Entries with figure data:
--*--
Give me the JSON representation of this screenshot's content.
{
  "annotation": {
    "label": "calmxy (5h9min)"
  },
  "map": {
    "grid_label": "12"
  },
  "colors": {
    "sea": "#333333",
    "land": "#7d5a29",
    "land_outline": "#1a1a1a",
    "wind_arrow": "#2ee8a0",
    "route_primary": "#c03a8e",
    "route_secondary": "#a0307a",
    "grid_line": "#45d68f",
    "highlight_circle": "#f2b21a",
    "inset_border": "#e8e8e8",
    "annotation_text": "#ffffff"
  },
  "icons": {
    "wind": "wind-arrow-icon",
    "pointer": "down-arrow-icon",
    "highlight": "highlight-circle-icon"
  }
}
--*--
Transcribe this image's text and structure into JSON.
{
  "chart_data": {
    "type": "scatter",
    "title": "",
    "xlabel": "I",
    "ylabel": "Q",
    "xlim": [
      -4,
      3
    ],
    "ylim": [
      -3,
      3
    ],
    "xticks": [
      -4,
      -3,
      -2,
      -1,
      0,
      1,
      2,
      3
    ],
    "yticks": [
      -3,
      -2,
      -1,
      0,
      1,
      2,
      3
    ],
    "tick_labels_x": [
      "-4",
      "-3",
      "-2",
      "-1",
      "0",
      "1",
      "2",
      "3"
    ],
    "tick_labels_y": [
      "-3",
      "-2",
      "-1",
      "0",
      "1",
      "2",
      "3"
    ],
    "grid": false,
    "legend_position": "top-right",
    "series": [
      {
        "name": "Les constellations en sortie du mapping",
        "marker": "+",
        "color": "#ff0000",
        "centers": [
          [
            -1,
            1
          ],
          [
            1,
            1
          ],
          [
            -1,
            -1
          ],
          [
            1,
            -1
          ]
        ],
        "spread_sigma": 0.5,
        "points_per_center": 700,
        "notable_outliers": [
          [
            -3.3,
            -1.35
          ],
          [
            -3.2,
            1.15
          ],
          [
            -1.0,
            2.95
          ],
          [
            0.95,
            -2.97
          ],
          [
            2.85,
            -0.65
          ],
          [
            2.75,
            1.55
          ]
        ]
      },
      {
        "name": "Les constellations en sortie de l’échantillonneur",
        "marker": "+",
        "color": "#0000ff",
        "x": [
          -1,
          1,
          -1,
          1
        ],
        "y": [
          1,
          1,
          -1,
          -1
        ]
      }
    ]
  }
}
--*--
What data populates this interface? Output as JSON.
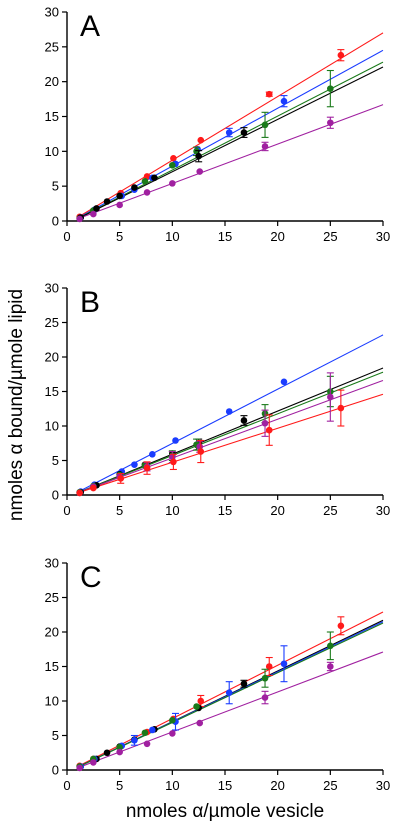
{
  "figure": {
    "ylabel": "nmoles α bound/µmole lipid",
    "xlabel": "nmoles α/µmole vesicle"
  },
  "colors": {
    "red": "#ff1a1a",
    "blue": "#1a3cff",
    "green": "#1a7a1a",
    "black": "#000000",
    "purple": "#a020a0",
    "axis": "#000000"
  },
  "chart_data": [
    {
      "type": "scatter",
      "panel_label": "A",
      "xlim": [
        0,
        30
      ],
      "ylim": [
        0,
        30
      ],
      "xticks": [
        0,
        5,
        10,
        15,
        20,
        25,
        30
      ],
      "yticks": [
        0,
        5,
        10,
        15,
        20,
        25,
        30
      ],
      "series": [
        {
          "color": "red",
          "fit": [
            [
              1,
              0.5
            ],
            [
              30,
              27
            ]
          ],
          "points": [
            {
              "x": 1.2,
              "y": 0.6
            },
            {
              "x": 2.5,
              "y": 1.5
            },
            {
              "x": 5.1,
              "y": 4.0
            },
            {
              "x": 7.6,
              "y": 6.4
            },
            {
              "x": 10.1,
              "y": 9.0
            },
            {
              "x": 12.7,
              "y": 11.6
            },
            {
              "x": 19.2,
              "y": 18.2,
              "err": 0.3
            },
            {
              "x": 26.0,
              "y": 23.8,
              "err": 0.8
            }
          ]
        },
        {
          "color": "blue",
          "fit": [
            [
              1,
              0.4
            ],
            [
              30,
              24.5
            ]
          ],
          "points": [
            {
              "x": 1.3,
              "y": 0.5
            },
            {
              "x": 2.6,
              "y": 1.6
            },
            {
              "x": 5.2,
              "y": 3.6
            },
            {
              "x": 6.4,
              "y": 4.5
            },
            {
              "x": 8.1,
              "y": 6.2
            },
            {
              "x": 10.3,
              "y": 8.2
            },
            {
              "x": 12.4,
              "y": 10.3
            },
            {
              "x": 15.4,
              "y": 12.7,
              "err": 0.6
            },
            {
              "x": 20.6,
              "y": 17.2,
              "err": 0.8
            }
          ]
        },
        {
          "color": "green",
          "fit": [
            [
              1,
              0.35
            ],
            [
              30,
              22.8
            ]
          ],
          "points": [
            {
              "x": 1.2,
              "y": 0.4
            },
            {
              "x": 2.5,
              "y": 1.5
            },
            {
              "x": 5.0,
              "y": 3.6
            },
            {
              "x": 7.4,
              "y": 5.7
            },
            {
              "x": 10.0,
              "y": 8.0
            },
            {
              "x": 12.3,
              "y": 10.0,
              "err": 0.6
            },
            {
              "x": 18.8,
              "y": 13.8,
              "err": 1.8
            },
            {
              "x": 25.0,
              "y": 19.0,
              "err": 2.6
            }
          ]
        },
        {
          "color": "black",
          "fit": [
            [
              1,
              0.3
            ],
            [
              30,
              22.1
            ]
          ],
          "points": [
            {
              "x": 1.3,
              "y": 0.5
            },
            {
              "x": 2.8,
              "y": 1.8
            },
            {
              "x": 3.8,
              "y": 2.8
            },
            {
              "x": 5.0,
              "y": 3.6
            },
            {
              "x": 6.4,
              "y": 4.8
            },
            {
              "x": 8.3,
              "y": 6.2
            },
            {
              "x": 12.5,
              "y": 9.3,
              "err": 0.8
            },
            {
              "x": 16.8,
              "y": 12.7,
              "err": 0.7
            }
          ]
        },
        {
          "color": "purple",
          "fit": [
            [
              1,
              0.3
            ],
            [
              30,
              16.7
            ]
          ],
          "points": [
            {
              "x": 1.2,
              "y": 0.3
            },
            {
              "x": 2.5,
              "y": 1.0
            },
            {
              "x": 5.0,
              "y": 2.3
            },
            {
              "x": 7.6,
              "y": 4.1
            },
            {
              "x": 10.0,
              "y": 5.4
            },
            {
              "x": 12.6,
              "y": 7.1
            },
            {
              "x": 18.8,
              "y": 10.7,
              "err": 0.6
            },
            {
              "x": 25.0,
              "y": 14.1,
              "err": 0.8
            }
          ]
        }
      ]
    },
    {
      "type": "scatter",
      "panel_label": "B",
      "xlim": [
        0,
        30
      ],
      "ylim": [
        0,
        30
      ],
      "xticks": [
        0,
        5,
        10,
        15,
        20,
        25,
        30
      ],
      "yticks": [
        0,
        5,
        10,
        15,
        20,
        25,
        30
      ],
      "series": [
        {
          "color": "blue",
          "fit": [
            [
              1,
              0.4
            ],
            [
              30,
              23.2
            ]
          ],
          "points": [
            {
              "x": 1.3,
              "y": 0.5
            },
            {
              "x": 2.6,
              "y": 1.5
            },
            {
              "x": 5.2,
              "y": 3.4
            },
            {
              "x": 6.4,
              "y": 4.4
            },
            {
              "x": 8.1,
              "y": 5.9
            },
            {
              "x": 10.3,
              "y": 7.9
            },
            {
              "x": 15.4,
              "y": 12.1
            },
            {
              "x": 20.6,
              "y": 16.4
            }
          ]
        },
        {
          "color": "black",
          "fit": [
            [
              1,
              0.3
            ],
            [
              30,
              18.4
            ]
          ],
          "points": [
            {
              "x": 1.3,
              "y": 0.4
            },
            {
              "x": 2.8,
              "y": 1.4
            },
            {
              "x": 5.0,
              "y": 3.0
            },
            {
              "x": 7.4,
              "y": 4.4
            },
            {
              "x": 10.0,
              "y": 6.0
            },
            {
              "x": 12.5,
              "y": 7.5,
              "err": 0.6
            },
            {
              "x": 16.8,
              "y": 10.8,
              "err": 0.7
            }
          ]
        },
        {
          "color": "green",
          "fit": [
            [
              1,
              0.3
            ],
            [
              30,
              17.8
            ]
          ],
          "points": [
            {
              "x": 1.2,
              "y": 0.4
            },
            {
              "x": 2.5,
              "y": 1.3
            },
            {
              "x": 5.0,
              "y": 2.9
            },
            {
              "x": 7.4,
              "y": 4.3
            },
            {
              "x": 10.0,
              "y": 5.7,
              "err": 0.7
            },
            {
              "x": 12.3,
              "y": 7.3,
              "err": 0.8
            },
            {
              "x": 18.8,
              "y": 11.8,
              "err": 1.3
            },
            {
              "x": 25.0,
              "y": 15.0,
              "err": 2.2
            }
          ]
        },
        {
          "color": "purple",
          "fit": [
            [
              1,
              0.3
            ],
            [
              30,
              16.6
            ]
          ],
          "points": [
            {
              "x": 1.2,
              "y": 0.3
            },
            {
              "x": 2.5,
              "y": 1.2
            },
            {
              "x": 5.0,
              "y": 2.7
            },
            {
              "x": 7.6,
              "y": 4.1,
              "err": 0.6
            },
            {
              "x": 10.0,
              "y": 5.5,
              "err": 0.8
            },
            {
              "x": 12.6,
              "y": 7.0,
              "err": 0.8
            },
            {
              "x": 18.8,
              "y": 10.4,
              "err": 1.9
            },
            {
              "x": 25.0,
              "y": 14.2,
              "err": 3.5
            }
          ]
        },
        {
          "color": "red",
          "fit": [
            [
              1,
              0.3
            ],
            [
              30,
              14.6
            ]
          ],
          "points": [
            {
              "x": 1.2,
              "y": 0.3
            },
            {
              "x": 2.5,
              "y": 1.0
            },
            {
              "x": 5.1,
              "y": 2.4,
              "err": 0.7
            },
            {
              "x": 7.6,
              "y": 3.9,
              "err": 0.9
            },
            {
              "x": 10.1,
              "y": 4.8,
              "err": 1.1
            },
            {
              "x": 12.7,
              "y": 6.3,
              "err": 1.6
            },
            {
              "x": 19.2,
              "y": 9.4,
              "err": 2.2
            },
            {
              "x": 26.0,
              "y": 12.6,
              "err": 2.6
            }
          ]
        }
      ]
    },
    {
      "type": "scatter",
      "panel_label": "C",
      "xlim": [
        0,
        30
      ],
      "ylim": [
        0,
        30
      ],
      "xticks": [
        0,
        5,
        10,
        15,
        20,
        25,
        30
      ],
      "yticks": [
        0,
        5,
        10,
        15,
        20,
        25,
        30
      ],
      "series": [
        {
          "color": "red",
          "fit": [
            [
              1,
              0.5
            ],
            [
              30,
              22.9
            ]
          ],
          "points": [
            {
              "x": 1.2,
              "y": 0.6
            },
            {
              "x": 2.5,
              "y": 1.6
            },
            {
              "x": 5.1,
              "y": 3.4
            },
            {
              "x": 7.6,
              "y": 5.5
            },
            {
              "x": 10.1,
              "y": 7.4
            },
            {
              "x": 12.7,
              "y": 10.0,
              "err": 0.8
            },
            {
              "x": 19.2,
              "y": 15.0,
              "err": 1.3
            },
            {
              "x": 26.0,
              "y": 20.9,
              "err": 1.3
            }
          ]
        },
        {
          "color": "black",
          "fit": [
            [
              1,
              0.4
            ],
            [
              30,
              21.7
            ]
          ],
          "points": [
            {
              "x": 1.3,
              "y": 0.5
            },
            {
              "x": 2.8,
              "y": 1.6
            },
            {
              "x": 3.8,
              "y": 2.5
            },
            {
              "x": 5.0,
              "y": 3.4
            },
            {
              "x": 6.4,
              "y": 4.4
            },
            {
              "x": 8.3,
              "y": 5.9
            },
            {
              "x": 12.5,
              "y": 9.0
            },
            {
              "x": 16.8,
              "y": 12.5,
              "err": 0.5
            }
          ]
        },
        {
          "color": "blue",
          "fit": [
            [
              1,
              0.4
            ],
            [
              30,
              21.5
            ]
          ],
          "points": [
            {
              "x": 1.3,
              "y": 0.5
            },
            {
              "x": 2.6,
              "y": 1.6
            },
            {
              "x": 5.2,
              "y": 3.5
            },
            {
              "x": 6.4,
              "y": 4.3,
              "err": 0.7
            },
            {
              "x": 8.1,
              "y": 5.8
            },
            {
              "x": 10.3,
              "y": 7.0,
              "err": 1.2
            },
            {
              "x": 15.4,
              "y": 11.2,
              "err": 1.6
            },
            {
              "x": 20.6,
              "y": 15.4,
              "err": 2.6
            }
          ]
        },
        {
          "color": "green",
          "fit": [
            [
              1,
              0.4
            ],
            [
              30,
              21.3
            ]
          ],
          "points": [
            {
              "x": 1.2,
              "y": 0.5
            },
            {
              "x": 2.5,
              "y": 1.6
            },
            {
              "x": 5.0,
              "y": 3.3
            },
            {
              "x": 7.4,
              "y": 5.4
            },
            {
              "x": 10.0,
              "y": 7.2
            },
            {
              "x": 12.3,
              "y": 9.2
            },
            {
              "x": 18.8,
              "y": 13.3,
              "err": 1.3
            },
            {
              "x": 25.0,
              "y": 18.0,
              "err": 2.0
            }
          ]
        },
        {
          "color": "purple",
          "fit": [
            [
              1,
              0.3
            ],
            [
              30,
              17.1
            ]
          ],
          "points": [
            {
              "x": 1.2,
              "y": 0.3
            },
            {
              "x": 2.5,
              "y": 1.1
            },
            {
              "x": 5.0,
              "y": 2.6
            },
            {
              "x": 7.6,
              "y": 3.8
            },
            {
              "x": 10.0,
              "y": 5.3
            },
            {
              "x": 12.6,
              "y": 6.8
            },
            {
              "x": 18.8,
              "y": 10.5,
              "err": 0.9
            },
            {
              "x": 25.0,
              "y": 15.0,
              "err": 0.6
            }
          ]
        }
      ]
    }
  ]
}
--*--
WHAT TO WORK ON: Write out every line of the listing that holds the word "name".

RESPONSE FOR THIS EXERCISE:
        "name": "Les constellations en sortie du mapping",
        "name": "Les constellations en sortie de l’échantillonneur",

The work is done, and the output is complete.